Set exercise: In the copy, include every entry exactly but none of the pictures.

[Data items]
******

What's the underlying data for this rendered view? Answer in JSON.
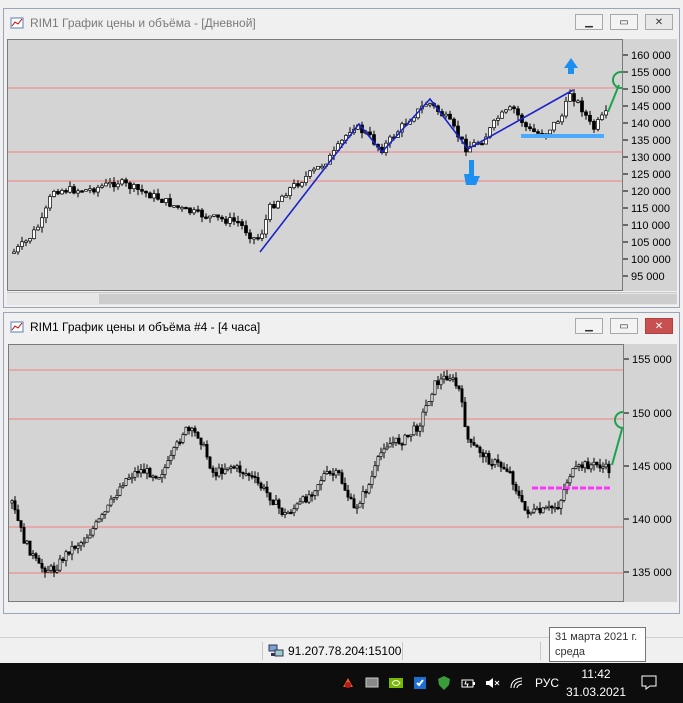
{
  "window1": {
    "title": "RIM1 График цены и объёма - [Дневной]",
    "price_ticks": [
      "160 000",
      "155 000",
      "150 000",
      "145 000",
      "140 000",
      "135 000",
      "130 000",
      "125 000",
      "120 000",
      "115 000",
      "110 000",
      "105 000",
      "100 000",
      "95 000"
    ]
  },
  "window2": {
    "title": "RIM1 График цены и объёма #4 - [4 часа]",
    "price_ticks": [
      "155 000",
      "150 000",
      "145 000",
      "140 000",
      "135 000"
    ]
  },
  "status": {
    "connection": "91.207.78.204:15100"
  },
  "tooltip": {
    "date": "31 марта 2021 г.",
    "weekday": "среда"
  },
  "taskbar": {
    "language": "РУС",
    "time": "11:42",
    "date": "31.03.2021"
  },
  "colors": {
    "line": "#1c24c8",
    "level_line": "#f08080",
    "support_blue": "#4aa8ff",
    "support_magenta": "#ff33ff",
    "target_green": "#19a34a",
    "arrow_blue": "#1c8ff0"
  }
}
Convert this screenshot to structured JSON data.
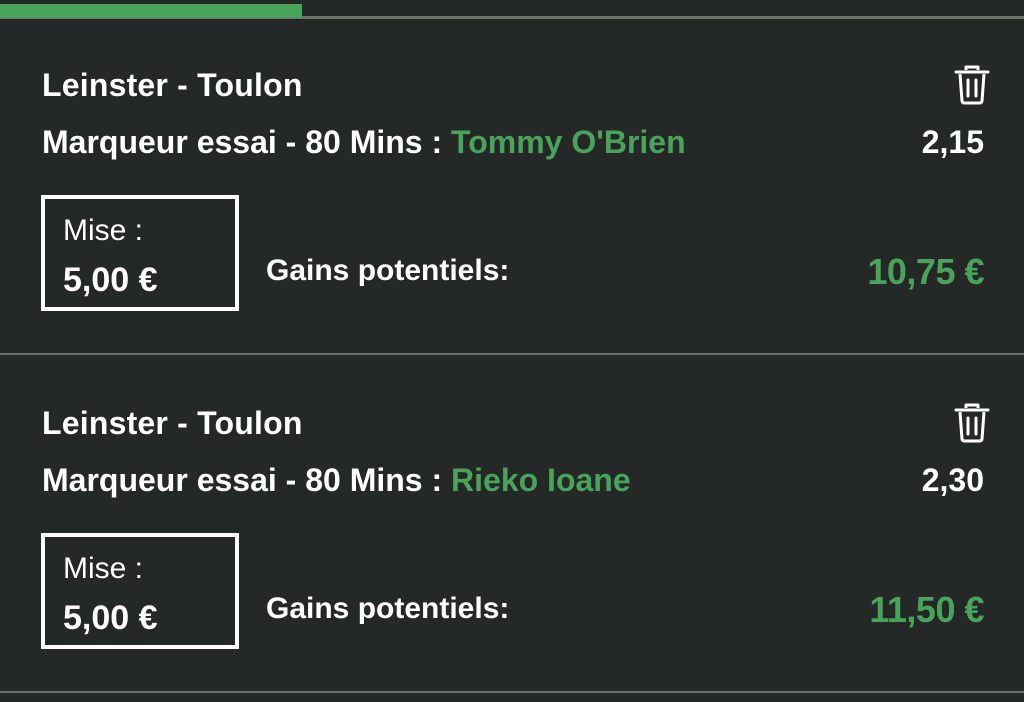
{
  "progress": {
    "fraction": 0.295,
    "color": "#4aa35a"
  },
  "bets": [
    {
      "match": "Leinster - Toulon",
      "market": "Marqueur essai - 80 Mins : ",
      "selection": "Tommy O'Brien",
      "odds": "2,15",
      "stake_label": "Mise :",
      "stake_value": "5,00 €",
      "gains_label": "Gains potentiels:",
      "gains_value": "10,75 €",
      "delete_icon": "trash-icon"
    },
    {
      "match": "Leinster - Toulon",
      "market": "Marqueur essai - 80 Mins : ",
      "selection": "Rieko Ioane",
      "odds": "2,30",
      "stake_label": "Mise :",
      "stake_value": "5,00 €",
      "gains_label": "Gains potentiels:",
      "gains_value": "11,50 €",
      "delete_icon": "trash-icon"
    }
  ],
  "colors": {
    "background": "#242826",
    "accent": "#4aa35a",
    "text": "#ffffff",
    "divider": "#6b6f6c"
  }
}
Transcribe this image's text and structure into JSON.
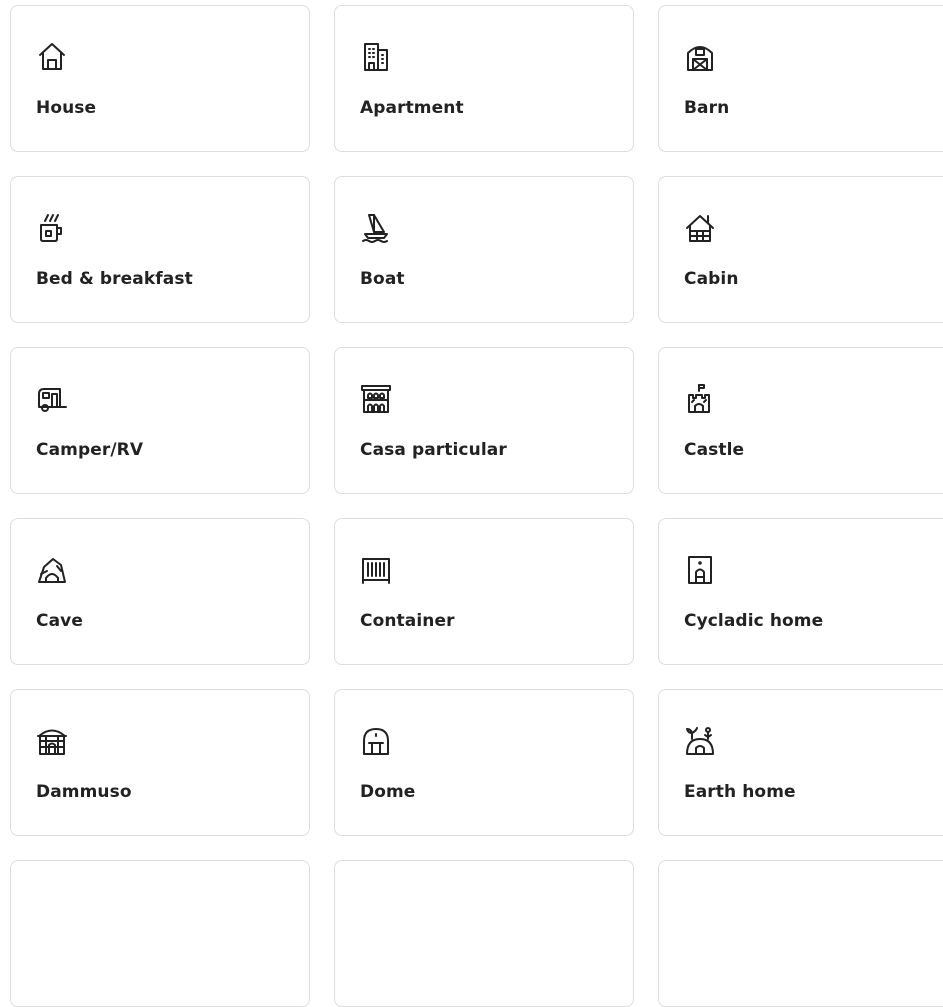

******

Result for this exercise:
What's the underlying data for this rendered view? Answer in JSON.
{
  "window1": {
    "title": "RIM1 График цены и объёма - [Дневной]",
    "price_ticks": [
      "160 000",
      "155 000",
      "150 000",
      "145 000",
      "140 000",
      "135 000",
      "130 000",
      "125 000",
      "120 000",
      "115 000",
      "110 000",
      "105 000",
      "100 000",
      "95 000"
    ]
  },
  "window2": {
    "title": "RIM1 График цены и объёма #4 - [4 часа]",
    "price_ticks": [
      "155 000",
      "150 000",
      "145 000",
      "140 000",
      "135 000"
    ]
  },
  "status": {
    "connection": "91.207.78.204:15100"
  },
  "tooltip": {
    "date": "31 марта 2021 г.",
    "weekday": "среда"
  },
  "taskbar": {
    "language": "РУС",
    "time": "11:42",
    "date": "31.03.2021"
  },
  "colors": {
    "line": "#1c24c8",
    "level_line": "#f08080",
    "support_blue": "#4aa8ff",
    "support_magenta": "#ff33ff",
    "target_green": "#19a34a",
    "arrow_blue": "#1c8ff0"
  }
}
Convert this screenshot to structured JSON data.
{
  "progress": {
    "fraction": 0.295,
    "color": "#4aa35a"
  },
  "bets": [
    {
      "match": "Leinster - Toulon",
      "market": "Marqueur essai - 80 Mins : ",
      "selection": "Tommy O'Brien",
      "odds": "2,15",
      "stake_label": "Mise :",
      "stake_value": "5,00 €",
      "gains_label": "Gains potentiels:",
      "gains_value": "10,75 €",
      "delete_icon": "trash-icon"
    },
    {
      "match": "Leinster - Toulon",
      "market": "Marqueur essai - 80 Mins : ",
      "selection": "Rieko Ioane",
      "odds": "2,30",
      "stake_label": "Mise :",
      "stake_value": "5,00 €",
      "gains_label": "Gains potentiels:",
      "gains_value": "11,50 €",
      "delete_icon": "trash-icon"
    }
  ],
  "colors": {
    "background": "#242826",
    "accent": "#4aa35a",
    "text": "#ffffff",
    "divider": "#6b6f6c"
  }
}
Transcribe this image's text and structure into JSON.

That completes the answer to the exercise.